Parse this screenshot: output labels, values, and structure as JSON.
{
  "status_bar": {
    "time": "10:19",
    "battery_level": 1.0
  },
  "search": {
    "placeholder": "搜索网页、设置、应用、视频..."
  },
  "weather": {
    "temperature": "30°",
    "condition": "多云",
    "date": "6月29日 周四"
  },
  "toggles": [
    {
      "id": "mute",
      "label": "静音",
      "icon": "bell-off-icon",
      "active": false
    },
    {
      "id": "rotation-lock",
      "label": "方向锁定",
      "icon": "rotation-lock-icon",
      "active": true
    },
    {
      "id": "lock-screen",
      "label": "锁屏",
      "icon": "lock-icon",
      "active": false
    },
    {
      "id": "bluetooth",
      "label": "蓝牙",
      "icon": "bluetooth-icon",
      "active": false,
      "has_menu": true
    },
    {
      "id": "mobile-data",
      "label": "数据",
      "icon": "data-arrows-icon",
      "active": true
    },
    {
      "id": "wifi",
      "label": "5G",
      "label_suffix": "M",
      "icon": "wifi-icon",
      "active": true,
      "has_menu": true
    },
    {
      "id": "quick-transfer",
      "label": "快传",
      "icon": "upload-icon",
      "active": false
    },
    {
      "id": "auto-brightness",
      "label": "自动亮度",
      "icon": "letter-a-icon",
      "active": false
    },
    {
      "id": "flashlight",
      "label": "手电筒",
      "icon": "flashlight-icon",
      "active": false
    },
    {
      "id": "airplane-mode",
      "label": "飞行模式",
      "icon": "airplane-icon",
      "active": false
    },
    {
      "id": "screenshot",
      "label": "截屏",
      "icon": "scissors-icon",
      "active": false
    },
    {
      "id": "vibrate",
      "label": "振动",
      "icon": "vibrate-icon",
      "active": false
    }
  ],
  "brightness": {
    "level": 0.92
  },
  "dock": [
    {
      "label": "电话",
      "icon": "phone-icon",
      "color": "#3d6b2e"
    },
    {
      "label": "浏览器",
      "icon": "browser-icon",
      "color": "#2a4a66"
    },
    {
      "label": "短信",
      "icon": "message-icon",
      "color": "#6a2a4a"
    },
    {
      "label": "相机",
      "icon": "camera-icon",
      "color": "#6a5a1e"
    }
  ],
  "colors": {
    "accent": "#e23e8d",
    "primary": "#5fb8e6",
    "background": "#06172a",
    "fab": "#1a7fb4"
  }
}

○ ○ ○ ○ ○ ○ ○

Goal: Retype the records that precede this task, keeping them exactly the same.

Answer to the task:
Parse this screenshot: output labels, values, and structure as JSON.
{
  "status_bar": {
    "time": "10:19",
    "battery_level": 1.0
  },
  "search": {
    "placeholder": "搜索网页、设置、应用、视频..."
  },
  "weather": {
    "temperature": "30°",
    "condition": "多云",
    "date": "6月29日 周四"
  },
  "toggles": [
    {
      "id": "mute",
      "label": "静音",
      "icon": "bell-off-icon",
      "active": false
    },
    {
      "id": "rotation-lock",
      "label": "方向锁定",
      "icon": "rotation-lock-icon",
      "active": true
    },
    {
      "id": "lock-screen",
      "label": "锁屏",
      "icon": "lock-icon",
      "active": false
    },
    {
      "id": "bluetooth",
      "label": "蓝牙",
      "icon": "bluetooth-icon",
      "active": false,
      "has_menu": true
    },
    {
      "id": "mobile-data",
      "label": "数据",
      "icon": "data-arrows-icon",
      "active": true
    },
    {
      "id": "wifi",
      "label": "5G",
      "label_suffix": "M",
      "icon": "wifi-icon",
      "active": true,
      "has_menu": true
    },
    {
      "id": "quick-transfer",
      "label": "快传",
      "icon": "upload-icon",
      "active": false
    },
    {
      "id": "auto-brightness",
      "label": "自动亮度",
      "icon": "letter-a-icon",
      "active": false
    },
    {
      "id": "flashlight",
      "label": "手电筒",
      "icon": "flashlight-icon",
      "active": false
    },
    {
      "id": "airplane-mode",
      "label": "飞行模式",
      "icon": "airplane-icon",
      "active": false
    },
    {
      "id": "screenshot",
      "label": "截屏",
      "icon": "scissors-icon",
      "active": false
    },
    {
      "id": "vibrate",
      "label": "振动",
      "icon": "vibrate-icon",
      "active": false
    }
  ],
  "brightness": {
    "level": 0.92
  },
  "dock": [
    {
      "label": "电话",
      "icon": "phone-icon",
      "color": "#3d6b2e"
    },
    {
      "label": "浏览器",
      "icon": "browser-icon",
      "color": "#2a4a66"
    },
    {
      "label": "短信",
      "icon": "message-icon",
      "color": "#6a2a4a"
    },
    {
      "label": "相机",
      "icon": "camera-icon",
      "color": "#6a5a1e"
    }
  ],
  "colors": {
    "accent": "#e23e8d",
    "primary": "#5fb8e6",
    "background": "#06172a",
    "fab": "#1a7fb4"
  }
}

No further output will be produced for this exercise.